_WHAT TO WORK ON:_
Will you give the material below again, every line exactly as it is?

--- start of EXTRACTED DATA ---

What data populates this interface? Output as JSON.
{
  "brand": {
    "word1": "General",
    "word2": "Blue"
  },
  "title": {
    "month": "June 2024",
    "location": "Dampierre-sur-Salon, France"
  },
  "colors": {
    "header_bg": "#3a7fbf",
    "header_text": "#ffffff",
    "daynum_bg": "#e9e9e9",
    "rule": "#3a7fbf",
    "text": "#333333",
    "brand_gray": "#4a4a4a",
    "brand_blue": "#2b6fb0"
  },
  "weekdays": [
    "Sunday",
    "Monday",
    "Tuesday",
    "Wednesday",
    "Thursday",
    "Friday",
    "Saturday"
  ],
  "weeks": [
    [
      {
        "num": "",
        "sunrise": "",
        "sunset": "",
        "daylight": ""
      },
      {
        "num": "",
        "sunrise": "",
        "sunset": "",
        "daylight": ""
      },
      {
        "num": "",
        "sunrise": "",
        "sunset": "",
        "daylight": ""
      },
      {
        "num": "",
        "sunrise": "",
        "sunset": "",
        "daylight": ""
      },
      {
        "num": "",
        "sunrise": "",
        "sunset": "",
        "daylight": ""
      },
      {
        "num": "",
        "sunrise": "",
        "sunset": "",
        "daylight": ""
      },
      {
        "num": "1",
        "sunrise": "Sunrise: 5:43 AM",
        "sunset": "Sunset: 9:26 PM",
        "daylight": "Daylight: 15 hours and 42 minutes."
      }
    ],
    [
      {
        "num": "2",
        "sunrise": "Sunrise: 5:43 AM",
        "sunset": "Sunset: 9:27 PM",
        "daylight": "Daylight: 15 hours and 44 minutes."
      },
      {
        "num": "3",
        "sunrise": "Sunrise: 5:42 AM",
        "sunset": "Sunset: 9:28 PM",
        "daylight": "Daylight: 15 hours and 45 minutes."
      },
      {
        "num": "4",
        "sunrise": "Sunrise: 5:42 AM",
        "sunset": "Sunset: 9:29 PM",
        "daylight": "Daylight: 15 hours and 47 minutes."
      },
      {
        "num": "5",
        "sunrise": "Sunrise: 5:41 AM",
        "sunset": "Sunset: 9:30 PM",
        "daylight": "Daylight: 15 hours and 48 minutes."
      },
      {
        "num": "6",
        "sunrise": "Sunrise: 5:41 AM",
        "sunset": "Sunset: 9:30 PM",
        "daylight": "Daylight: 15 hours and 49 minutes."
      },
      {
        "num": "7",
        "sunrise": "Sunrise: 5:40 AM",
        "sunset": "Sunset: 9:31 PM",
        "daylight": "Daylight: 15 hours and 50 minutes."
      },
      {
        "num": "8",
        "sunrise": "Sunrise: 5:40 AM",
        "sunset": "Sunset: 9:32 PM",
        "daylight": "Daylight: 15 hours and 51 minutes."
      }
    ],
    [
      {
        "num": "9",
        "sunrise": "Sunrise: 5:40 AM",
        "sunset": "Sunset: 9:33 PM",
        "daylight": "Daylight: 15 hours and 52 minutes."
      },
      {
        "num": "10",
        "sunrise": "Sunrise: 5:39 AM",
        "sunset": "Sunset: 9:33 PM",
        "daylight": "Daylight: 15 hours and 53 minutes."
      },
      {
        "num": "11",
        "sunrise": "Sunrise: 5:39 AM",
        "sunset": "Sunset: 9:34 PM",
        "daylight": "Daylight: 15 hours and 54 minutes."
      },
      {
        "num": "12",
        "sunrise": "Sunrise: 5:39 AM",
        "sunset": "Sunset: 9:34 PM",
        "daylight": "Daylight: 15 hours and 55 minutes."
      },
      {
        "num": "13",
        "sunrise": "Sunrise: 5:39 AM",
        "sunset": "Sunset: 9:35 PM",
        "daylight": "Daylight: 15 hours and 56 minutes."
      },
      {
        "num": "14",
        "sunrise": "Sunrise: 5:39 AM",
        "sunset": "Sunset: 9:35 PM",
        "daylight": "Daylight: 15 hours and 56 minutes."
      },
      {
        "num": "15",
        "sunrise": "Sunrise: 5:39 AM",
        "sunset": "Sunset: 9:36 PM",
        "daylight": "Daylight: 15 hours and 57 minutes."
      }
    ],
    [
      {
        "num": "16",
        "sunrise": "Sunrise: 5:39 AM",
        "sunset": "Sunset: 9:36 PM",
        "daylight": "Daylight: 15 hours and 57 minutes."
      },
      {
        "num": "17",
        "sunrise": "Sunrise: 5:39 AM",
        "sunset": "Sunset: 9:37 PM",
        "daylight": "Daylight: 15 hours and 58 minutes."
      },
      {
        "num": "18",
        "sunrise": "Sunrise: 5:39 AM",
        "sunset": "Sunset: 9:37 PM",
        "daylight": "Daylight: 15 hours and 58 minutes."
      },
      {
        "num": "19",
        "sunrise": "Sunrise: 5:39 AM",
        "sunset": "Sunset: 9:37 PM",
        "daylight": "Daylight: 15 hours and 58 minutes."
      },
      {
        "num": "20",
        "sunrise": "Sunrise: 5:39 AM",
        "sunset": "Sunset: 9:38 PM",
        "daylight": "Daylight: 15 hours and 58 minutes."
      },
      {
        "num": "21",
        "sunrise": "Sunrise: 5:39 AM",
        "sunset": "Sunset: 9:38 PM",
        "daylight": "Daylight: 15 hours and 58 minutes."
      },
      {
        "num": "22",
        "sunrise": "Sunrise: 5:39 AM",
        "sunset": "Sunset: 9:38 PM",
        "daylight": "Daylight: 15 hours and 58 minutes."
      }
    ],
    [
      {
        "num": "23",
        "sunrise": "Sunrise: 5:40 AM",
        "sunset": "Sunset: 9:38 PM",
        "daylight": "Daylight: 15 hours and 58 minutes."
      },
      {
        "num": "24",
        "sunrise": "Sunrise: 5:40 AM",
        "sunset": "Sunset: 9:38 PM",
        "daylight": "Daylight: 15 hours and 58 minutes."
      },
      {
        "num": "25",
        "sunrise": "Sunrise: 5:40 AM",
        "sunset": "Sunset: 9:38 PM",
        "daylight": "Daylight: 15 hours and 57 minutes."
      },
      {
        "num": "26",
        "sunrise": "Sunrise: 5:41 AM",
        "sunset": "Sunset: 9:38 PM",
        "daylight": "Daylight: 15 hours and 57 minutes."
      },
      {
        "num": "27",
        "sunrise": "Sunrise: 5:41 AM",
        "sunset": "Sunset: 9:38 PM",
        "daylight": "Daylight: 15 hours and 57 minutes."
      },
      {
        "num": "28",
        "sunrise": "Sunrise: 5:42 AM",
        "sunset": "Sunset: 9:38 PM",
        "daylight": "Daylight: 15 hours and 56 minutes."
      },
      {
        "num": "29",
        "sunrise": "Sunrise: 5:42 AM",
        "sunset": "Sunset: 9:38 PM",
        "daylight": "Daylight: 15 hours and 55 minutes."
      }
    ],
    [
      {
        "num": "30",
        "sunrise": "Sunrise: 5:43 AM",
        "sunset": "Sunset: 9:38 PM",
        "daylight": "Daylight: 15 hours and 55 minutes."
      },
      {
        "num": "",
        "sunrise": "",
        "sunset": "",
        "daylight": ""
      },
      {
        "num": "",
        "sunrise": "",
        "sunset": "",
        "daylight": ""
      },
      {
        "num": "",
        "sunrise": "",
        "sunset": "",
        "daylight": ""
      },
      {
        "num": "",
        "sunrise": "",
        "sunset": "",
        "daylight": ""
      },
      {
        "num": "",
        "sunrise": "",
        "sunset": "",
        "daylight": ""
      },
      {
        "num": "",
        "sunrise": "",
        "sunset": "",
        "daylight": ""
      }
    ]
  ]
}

--- end of EXTRACTED DATA ---

_TASK SOLUTION:_
What data populates this interface? Output as JSON.
{
  "brand": {
    "word1": "General",
    "word2": "Blue"
  },
  "title": {
    "month": "June 2024",
    "location": "Dampierre-sur-Salon, France"
  },
  "colors": {
    "header_bg": "#3a7fbf",
    "header_text": "#ffffff",
    "daynum_bg": "#e9e9e9",
    "rule": "#3a7fbf",
    "text": "#333333",
    "brand_gray": "#4a4a4a",
    "brand_blue": "#2b6fb0"
  },
  "weekdays": [
    "Sunday",
    "Monday",
    "Tuesday",
    "Wednesday",
    "Thursday",
    "Friday",
    "Saturday"
  ],
  "weeks": [
    [
      {
        "num": "",
        "sunrise": "",
        "sunset": "",
        "daylight": ""
      },
      {
        "num": "",
        "sunrise": "",
        "sunset": "",
        "daylight": ""
      },
      {
        "num": "",
        "sunrise": "",
        "sunset": "",
        "daylight": ""
      },
      {
        "num": "",
        "sunrise": "",
        "sunset": "",
        "daylight": ""
      },
      {
        "num": "",
        "sunrise": "",
        "sunset": "",
        "daylight": ""
      },
      {
        "num": "",
        "sunrise": "",
        "sunset": "",
        "daylight": ""
      },
      {
        "num": "1",
        "sunrise": "Sunrise: 5:43 AM",
        "sunset": "Sunset: 9:26 PM",
        "daylight": "Daylight: 15 hours and 42 minutes."
      }
    ],
    [
      {
        "num": "2",
        "sunrise": "Sunrise: 5:43 AM",
        "sunset": "Sunset: 9:27 PM",
        "daylight": "Daylight: 15 hours and 44 minutes."
      },
      {
        "num": "3",
        "sunrise": "Sunrise: 5:42 AM",
        "sunset": "Sunset: 9:28 PM",
        "daylight": "Daylight: 15 hours and 45 minutes."
      },
      {
        "num": "4",
        "sunrise": "Sunrise: 5:42 AM",
        "sunset": "Sunset: 9:29 PM",
        "daylight": "Daylight: 15 hours and 47 minutes."
      },
      {
        "num": "5",
        "sunrise": "Sunrise: 5:41 AM",
        "sunset": "Sunset: 9:30 PM",
        "daylight": "Daylight: 15 hours and 48 minutes."
      },
      {
        "num": "6",
        "sunrise": "Sunrise: 5:41 AM",
        "sunset": "Sunset: 9:30 PM",
        "daylight": "Daylight: 15 hours and 49 minutes."
      },
      {
        "num": "7",
        "sunrise": "Sunrise: 5:40 AM",
        "sunset": "Sunset: 9:31 PM",
        "daylight": "Daylight: 15 hours and 50 minutes."
      },
      {
        "num": "8",
        "sunrise": "Sunrise: 5:40 AM",
        "sunset": "Sunset: 9:32 PM",
        "daylight": "Daylight: 15 hours and 51 minutes."
      }
    ],
    [
      {
        "num": "9",
        "sunrise": "Sunrise: 5:40 AM",
        "sunset": "Sunset: 9:33 PM",
        "daylight": "Daylight: 15 hours and 52 minutes."
      },
      {
        "num": "10",
        "sunrise": "Sunrise: 5:39 AM",
        "sunset": "Sunset: 9:33 PM",
        "daylight": "Daylight: 15 hours and 53 minutes."
      },
      {
        "num": "11",
        "sunrise": "Sunrise: 5:39 AM",
        "sunset": "Sunset: 9:34 PM",
        "daylight": "Daylight: 15 hours and 54 minutes."
      },
      {
        "num": "12",
        "sunrise": "Sunrise: 5:39 AM",
        "sunset": "Sunset: 9:34 PM",
        "daylight": "Daylight: 15 hours and 55 minutes."
      },
      {
        "num": "13",
        "sunrise": "Sunrise: 5:39 AM",
        "sunset": "Sunset: 9:35 PM",
        "daylight": "Daylight: 15 hours and 56 minutes."
      },
      {
        "num": "14",
        "sunrise": "Sunrise: 5:39 AM",
        "sunset": "Sunset: 9:35 PM",
        "daylight": "Daylight: 15 hours and 56 minutes."
      },
      {
        "num": "15",
        "sunrise": "Sunrise: 5:39 AM",
        "sunset": "Sunset: 9:36 PM",
        "daylight": "Daylight: 15 hours and 57 minutes."
      }
    ],
    [
      {
        "num": "16",
        "sunrise": "Sunrise: 5:39 AM",
        "sunset": "Sunset: 9:36 PM",
        "daylight": "Daylight: 15 hours and 57 minutes."
      },
      {
        "num": "17",
        "sunrise": "Sunrise: 5:39 AM",
        "sunset": "Sunset: 9:37 PM",
        "daylight": "Daylight: 15 hours and 58 minutes."
      },
      {
        "num": "18",
        "sunrise": "Sunrise: 5:39 AM",
        "sunset": "Sunset: 9:37 PM",
        "daylight": "Daylight: 15 hours and 58 minutes."
      },
      {
        "num": "19",
        "sunrise": "Sunrise: 5:39 AM",
        "sunset": "Sunset: 9:37 PM",
        "daylight": "Daylight: 15 hours and 58 minutes."
      },
      {
        "num": "20",
        "sunrise": "Sunrise: 5:39 AM",
        "sunset": "Sunset: 9:38 PM",
        "daylight": "Daylight: 15 hours and 58 minutes."
      },
      {
        "num": "21",
        "sunrise": "Sunrise: 5:39 AM",
        "sunset": "Sunset: 9:38 PM",
        "daylight": "Daylight: 15 hours and 58 minutes."
      },
      {
        "num": "22",
        "sunrise": "Sunrise: 5:39 AM",
        "sunset": "Sunset: 9:38 PM",
        "daylight": "Daylight: 15 hours and 58 minutes."
      }
    ],
    [
      {
        "num": "23",
        "sunrise": "Sunrise: 5:40 AM",
        "sunset": "Sunset: 9:38 PM",
        "daylight": "Daylight: 15 hours and 58 minutes."
      },
      {
        "num": "24",
        "sunrise": "Sunrise: 5:40 AM",
        "sunset": "Sunset: 9:38 PM",
        "daylight": "Daylight: 15 hours and 58 minutes."
      },
      {
        "num": "25",
        "sunrise": "Sunrise: 5:40 AM",
        "sunset": "Sunset: 9:38 PM",
        "daylight": "Daylight: 15 hours and 57 minutes."
      },
      {
        "num": "26",
        "sunrise": "Sunrise: 5:41 AM",
        "sunset": "Sunset: 9:38 PM",
        "daylight": "Daylight: 15 hours and 57 minutes."
      },
      {
        "num": "27",
        "sunrise": "Sunrise: 5:41 AM",
        "sunset": "Sunset: 9:38 PM",
        "daylight": "Daylight: 15 hours and 57 minutes."
      },
      {
        "num": "28",
        "sunrise": "Sunrise: 5:42 AM",
        "sunset": "Sunset: 9:38 PM",
        "daylight": "Daylight: 15 hours and 56 minutes."
      },
      {
        "num": "29",
        "sunrise": "Sunrise: 5:42 AM",
        "sunset": "Sunset: 9:38 PM",
        "daylight": "Daylight: 15 hours and 55 minutes."
      }
    ],
    [
      {
        "num": "30",
        "sunrise": "Sunrise: 5:43 AM",
        "sunset": "Sunset: 9:38 PM",
        "daylight": "Daylight: 15 hours and 55 minutes."
      },
      {
        "num": "",
        "sunrise": "",
        "sunset": "",
        "daylight": ""
      },
      {
        "num": "",
        "sunrise": "",
        "sunset": "",
        "daylight": ""
      },
      {
        "num": "",
        "sunrise": "",
        "sunset": "",
        "daylight": ""
      },
      {
        "num": "",
        "sunrise": "",
        "sunset": "",
        "daylight": ""
      },
      {
        "num": "",
        "sunrise": "",
        "sunset": "",
        "daylight": ""
      },
      {
        "num": "",
        "sunrise": "",
        "sunset": "",
        "daylight": ""
      }
    ]
  ]
}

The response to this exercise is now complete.